- _Data listing_:
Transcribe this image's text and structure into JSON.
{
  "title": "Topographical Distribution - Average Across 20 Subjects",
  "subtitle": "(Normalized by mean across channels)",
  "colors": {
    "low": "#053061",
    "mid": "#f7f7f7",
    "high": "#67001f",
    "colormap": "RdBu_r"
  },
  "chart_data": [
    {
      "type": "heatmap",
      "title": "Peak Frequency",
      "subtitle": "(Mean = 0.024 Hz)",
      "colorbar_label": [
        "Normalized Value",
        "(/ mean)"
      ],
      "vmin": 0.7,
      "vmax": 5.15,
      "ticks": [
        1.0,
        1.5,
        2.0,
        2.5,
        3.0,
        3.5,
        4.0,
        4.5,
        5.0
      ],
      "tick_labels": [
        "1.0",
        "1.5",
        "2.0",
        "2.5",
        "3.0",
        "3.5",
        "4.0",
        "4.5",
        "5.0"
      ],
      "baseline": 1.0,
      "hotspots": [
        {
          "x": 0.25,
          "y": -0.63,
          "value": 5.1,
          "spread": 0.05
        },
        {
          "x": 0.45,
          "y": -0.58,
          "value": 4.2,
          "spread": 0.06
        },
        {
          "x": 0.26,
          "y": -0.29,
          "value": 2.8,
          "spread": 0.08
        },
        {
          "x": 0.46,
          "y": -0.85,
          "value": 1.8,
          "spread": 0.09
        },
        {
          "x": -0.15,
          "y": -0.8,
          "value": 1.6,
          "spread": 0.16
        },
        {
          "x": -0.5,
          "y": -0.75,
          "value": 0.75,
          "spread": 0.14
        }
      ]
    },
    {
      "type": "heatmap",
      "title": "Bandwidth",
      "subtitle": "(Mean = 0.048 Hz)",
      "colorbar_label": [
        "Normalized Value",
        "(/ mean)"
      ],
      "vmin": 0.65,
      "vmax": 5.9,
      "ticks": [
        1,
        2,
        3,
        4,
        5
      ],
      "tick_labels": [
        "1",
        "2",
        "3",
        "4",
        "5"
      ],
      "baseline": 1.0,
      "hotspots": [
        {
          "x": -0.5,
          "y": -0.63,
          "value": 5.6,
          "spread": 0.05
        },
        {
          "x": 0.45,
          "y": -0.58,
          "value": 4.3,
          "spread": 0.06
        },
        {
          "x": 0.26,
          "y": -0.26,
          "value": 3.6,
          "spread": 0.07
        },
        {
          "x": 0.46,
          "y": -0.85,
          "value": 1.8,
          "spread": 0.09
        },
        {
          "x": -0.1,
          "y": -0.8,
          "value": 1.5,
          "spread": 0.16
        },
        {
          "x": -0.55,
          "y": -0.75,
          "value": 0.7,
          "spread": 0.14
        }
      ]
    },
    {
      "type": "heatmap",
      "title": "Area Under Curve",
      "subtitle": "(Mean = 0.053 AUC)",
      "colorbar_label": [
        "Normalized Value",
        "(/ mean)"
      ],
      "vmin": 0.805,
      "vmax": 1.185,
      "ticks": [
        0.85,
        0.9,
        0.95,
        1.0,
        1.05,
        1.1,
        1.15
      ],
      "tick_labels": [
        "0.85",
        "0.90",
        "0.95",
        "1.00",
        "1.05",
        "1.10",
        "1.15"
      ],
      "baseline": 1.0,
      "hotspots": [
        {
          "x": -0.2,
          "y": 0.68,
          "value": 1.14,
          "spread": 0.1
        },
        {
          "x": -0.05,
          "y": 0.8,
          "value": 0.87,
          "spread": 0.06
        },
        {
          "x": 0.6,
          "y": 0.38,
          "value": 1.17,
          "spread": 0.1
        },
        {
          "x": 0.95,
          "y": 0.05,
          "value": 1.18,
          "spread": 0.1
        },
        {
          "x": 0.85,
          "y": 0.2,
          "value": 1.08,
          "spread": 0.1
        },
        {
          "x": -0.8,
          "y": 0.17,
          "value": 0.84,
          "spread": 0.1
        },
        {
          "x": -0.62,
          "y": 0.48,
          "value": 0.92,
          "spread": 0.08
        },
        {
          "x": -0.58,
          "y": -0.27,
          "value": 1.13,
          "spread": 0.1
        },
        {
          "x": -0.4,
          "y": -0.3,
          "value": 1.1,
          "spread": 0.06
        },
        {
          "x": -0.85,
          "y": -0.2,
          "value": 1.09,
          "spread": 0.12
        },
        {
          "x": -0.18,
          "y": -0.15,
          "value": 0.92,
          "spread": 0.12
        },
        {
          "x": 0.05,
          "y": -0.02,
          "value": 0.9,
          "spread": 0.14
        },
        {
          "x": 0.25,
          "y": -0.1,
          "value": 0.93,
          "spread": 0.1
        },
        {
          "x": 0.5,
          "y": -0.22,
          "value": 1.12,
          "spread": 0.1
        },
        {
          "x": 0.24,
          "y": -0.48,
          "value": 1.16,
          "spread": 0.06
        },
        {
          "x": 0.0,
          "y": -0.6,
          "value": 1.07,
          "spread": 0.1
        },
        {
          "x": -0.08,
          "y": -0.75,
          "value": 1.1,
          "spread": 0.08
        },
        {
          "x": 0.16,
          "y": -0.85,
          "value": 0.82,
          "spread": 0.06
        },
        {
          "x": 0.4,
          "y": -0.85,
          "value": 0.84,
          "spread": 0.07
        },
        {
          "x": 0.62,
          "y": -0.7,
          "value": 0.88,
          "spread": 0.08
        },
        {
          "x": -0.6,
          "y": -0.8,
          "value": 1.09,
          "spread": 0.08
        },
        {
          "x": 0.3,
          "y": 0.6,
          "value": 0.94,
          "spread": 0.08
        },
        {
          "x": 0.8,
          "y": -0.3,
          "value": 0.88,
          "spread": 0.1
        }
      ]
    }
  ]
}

- _Problem to work on_:
Give back each line above precisely as it stands.

- _Correct answer_:
Transcribe this image's text and structure into JSON.
{
  "title": "Topographical Distribution - Average Across 20 Subjects",
  "subtitle": "(Normalized by mean across channels)",
  "colors": {
    "low": "#053061",
    "mid": "#f7f7f7",
    "high": "#67001f",
    "colormap": "RdBu_r"
  },
  "chart_data": [
    {
      "type": "heatmap",
      "title": "Peak Frequency",
      "subtitle": "(Mean = 0.024 Hz)",
      "colorbar_label": [
        "Normalized Value",
        "(/ mean)"
      ],
      "vmin": 0.7,
      "vmax": 5.15,
      "ticks": [
        1.0,
        1.5,
        2.0,
        2.5,
        3.0,
        3.5,
        4.0,
        4.5,
        5.0
      ],
      "tick_labels": [
        "1.0",
        "1.5",
        "2.0",
        "2.5",
        "3.0",
        "3.5",
        "4.0",
        "4.5",
        "5.0"
      ],
      "baseline": 1.0,
      "hotspots": [
        {
          "x": 0.25,
          "y": -0.63,
          "value": 5.1,
          "spread": 0.05
        },
        {
          "x": 0.45,
          "y": -0.58,
          "value": 4.2,
          "spread": 0.06
        },
        {
          "x": 0.26,
          "y": -0.29,
          "value": 2.8,
          "spread": 0.08
        },
        {
          "x": 0.46,
          "y": -0.85,
          "value": 1.8,
          "spread": 0.09
        },
        {
          "x": -0.15,
          "y": -0.8,
          "value": 1.6,
          "spread": 0.16
        },
        {
          "x": -0.5,
          "y": -0.75,
          "value": 0.75,
          "spread": 0.14
        }
      ]
    },
    {
      "type": "heatmap",
      "title": "Bandwidth",
      "subtitle": "(Mean = 0.048 Hz)",
      "colorbar_label": [
        "Normalized Value",
        "(/ mean)"
      ],
      "vmin": 0.65,
      "vmax": 5.9,
      "ticks": [
        1,
        2,
        3,
        4,
        5
      ],
      "tick_labels": [
        "1",
        "2",
        "3",
        "4",
        "5"
      ],
      "baseline": 1.0,
      "hotspots": [
        {
          "x": -0.5,
          "y": -0.63,
          "value": 5.6,
          "spread": 0.05
        },
        {
          "x": 0.45,
          "y": -0.58,
          "value": 4.3,
          "spread": 0.06
        },
        {
          "x": 0.26,
          "y": -0.26,
          "value": 3.6,
          "spread": 0.07
        },
        {
          "x": 0.46,
          "y": -0.85,
          "value": 1.8,
          "spread": 0.09
        },
        {
          "x": -0.1,
          "y": -0.8,
          "value": 1.5,
          "spread": 0.16
        },
        {
          "x": -0.55,
          "y": -0.75,
          "value": 0.7,
          "spread": 0.14
        }
      ]
    },
    {
      "type": "heatmap",
      "title": "Area Under Curve",
      "subtitle": "(Mean = 0.053 AUC)",
      "colorbar_label": [
        "Normalized Value",
        "(/ mean)"
      ],
      "vmin": 0.805,
      "vmax": 1.185,
      "ticks": [
        0.85,
        0.9,
        0.95,
        1.0,
        1.05,
        1.1,
        1.15
      ],
      "tick_labels": [
        "0.85",
        "0.90",
        "0.95",
        "1.00",
        "1.05",
        "1.10",
        "1.15"
      ],
      "baseline": 1.0,
      "hotspots": [
        {
          "x": -0.2,
          "y": 0.68,
          "value": 1.14,
          "spread": 0.1
        },
        {
          "x": -0.05,
          "y": 0.8,
          "value": 0.87,
          "spread": 0.06
        },
        {
          "x": 0.6,
          "y": 0.38,
          "value": 1.17,
          "spread": 0.1
        },
        {
          "x": 0.95,
          "y": 0.05,
          "value": 1.18,
          "spread": 0.1
        },
        {
          "x": 0.85,
          "y": 0.2,
          "value": 1.08,
          "spread": 0.1
        },
        {
          "x": -0.8,
          "y": 0.17,
          "value": 0.84,
          "spread": 0.1
        },
        {
          "x": -0.62,
          "y": 0.48,
          "value": 0.92,
          "spread": 0.08
        },
        {
          "x": -0.58,
          "y": -0.27,
          "value": 1.13,
          "spread": 0.1
        },
        {
          "x": -0.4,
          "y": -0.3,
          "value": 1.1,
          "spread": 0.06
        },
        {
          "x": -0.85,
          "y": -0.2,
          "value": 1.09,
          "spread": 0.12
        },
        {
          "x": -0.18,
          "y": -0.15,
          "value": 0.92,
          "spread": 0.12
        },
        {
          "x": 0.05,
          "y": -0.02,
          "value": 0.9,
          "spread": 0.14
        },
        {
          "x": 0.25,
          "y": -0.1,
          "value": 0.93,
          "spread": 0.1
        },
        {
          "x": 0.5,
          "y": -0.22,
          "value": 1.12,
          "spread": 0.1
        },
        {
          "x": 0.24,
          "y": -0.48,
          "value": 1.16,
          "spread": 0.06
        },
        {
          "x": 0.0,
          "y": -0.6,
          "value": 1.07,
          "spread": 0.1
        },
        {
          "x": -0.08,
          "y": -0.75,
          "value": 1.1,
          "spread": 0.08
        },
        {
          "x": 0.16,
          "y": -0.85,
          "value": 0.82,
          "spread": 0.06
        },
        {
          "x": 0.4,
          "y": -0.85,
          "value": 0.84,
          "spread": 0.07
        },
        {
          "x": 0.62,
          "y": -0.7,
          "value": 0.88,
          "spread": 0.08
        },
        {
          "x": -0.6,
          "y": -0.8,
          "value": 1.09,
          "spread": 0.08
        },
        {
          "x": 0.3,
          "y": 0.6,
          "value": 0.94,
          "spread": 0.08
        },
        {
          "x": 0.8,
          "y": -0.3,
          "value": 0.88,
          "spread": 0.1
        }
      ]
    }
  ]
}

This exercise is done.